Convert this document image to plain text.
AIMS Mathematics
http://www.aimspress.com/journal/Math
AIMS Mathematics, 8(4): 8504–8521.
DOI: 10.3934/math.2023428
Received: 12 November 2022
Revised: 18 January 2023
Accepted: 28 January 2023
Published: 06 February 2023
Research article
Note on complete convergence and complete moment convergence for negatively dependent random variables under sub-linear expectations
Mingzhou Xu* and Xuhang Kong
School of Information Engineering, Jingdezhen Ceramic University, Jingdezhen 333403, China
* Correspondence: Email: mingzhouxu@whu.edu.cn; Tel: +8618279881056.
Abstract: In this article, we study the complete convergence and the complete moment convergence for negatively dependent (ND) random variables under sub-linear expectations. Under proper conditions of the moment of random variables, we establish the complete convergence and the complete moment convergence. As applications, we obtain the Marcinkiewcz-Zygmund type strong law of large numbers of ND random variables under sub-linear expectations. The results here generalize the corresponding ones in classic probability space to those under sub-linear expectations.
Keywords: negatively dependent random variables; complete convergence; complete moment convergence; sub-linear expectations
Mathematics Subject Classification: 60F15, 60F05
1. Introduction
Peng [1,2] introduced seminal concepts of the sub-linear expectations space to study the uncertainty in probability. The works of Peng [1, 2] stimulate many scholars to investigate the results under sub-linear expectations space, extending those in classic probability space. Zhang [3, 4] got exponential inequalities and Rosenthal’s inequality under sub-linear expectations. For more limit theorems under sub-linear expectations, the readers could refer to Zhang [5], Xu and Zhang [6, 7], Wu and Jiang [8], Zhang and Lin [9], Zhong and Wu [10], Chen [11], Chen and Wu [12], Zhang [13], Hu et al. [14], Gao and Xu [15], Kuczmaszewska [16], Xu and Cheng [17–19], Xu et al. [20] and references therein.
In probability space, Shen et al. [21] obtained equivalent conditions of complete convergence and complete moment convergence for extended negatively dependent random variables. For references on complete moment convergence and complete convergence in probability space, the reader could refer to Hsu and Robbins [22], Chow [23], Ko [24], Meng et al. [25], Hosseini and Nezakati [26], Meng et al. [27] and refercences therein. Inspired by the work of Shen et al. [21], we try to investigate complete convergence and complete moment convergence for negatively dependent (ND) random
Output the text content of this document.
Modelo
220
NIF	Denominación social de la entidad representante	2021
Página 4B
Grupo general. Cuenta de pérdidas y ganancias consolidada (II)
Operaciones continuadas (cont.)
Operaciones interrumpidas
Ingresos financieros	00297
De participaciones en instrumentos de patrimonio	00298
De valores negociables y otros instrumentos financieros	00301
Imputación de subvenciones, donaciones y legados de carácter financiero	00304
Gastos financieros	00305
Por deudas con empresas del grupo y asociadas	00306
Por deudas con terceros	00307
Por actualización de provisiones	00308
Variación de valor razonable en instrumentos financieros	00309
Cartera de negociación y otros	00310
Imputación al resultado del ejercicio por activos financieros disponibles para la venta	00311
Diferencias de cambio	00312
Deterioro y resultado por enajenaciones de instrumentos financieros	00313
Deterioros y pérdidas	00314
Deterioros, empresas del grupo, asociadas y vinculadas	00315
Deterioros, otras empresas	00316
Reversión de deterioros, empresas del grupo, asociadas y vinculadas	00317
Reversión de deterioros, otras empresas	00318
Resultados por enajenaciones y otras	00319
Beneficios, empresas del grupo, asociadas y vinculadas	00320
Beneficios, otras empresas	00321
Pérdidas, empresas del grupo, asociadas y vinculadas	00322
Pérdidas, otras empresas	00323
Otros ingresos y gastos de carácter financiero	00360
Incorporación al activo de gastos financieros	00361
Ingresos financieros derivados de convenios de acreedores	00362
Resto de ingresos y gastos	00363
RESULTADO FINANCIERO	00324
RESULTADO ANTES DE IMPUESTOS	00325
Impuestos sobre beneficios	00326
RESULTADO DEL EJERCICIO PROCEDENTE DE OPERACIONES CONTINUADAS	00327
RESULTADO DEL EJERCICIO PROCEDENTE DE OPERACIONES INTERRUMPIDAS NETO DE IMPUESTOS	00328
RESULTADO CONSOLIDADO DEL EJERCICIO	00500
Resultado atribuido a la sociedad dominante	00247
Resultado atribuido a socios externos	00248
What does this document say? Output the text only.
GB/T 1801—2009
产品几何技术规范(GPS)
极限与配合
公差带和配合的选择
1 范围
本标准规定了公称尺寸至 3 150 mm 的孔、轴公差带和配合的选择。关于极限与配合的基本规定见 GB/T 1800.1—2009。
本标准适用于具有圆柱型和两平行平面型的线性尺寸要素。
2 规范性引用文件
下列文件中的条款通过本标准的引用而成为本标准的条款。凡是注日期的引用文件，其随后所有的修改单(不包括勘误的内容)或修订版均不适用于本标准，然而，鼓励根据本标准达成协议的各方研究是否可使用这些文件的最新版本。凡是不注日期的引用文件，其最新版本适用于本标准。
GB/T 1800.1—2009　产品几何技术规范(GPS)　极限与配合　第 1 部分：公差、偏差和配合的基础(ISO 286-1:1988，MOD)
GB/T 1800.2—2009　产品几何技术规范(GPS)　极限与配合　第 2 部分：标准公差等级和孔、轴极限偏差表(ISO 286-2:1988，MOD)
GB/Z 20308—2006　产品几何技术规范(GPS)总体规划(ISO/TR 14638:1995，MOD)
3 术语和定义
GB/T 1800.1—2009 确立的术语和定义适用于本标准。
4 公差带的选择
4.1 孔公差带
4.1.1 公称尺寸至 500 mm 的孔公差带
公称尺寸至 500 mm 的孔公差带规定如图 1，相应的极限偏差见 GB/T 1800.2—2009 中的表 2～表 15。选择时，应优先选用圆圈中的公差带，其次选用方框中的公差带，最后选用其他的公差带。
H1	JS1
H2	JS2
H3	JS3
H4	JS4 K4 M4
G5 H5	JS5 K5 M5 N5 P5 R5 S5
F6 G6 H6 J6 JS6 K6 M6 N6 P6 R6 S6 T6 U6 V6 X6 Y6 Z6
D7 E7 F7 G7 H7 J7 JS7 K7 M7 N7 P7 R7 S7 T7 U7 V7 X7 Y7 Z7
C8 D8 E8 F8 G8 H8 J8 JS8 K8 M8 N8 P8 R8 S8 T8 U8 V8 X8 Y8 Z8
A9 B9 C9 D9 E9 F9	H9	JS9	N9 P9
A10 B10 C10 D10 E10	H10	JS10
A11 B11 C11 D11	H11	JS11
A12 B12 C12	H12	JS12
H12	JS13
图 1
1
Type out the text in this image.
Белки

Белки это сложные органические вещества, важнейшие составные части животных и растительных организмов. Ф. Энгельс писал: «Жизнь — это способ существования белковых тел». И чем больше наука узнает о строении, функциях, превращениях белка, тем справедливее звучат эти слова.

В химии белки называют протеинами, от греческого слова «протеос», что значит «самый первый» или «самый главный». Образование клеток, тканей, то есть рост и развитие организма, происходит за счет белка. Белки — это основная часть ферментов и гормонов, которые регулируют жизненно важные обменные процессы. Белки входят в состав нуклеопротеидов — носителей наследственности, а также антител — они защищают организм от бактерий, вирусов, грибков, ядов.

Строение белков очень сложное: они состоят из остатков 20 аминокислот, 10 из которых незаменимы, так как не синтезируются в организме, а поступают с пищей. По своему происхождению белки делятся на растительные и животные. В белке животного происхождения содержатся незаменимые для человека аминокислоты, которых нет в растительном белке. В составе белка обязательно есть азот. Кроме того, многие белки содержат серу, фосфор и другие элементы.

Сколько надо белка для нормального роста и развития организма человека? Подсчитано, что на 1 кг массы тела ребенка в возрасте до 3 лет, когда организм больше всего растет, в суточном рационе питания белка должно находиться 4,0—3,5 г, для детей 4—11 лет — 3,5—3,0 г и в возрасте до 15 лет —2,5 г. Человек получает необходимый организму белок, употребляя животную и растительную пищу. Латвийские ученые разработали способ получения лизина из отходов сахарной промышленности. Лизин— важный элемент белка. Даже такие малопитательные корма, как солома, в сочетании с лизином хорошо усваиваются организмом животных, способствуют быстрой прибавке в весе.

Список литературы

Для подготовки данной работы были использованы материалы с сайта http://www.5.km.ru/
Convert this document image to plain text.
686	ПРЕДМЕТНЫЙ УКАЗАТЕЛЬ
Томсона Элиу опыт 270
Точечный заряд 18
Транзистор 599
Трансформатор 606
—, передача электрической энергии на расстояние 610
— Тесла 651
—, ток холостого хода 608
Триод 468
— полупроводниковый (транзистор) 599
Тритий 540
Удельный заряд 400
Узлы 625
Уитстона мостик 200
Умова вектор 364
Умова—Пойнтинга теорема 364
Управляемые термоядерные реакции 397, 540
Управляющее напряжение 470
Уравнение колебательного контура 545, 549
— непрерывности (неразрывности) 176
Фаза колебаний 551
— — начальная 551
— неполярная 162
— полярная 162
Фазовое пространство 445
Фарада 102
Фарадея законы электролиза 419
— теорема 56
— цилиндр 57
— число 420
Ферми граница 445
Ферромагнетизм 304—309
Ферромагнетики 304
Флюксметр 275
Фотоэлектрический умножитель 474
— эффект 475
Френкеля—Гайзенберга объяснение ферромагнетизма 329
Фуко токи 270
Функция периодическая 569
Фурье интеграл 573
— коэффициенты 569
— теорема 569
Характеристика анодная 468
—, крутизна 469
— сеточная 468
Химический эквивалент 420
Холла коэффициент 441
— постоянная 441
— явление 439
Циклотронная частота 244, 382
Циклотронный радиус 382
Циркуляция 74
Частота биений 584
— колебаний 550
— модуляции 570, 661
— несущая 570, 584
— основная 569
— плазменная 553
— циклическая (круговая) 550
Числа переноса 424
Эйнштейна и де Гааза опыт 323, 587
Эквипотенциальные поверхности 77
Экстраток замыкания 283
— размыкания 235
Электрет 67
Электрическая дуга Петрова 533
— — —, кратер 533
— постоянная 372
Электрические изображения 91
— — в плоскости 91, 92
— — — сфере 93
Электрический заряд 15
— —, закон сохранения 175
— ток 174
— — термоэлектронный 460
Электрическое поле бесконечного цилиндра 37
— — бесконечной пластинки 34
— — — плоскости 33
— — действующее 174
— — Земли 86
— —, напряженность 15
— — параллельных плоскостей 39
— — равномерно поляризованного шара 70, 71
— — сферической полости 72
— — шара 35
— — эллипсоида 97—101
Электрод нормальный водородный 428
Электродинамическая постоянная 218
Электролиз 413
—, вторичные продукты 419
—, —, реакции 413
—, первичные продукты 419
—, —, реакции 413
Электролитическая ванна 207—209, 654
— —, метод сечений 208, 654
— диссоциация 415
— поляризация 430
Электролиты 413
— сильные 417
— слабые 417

> [GIVEN TASK]:
Copy every line of the material in which the word "otras" occurs.

> [WRITTEN SOLUTION]:
Deterioros, otras empresas	00316
Reversión de deterioros, otras empresas	00318
Resultados por enajenaciones y otras	00319
Beneficios, otras empresas	00321
Pérdidas, otras empresas	00323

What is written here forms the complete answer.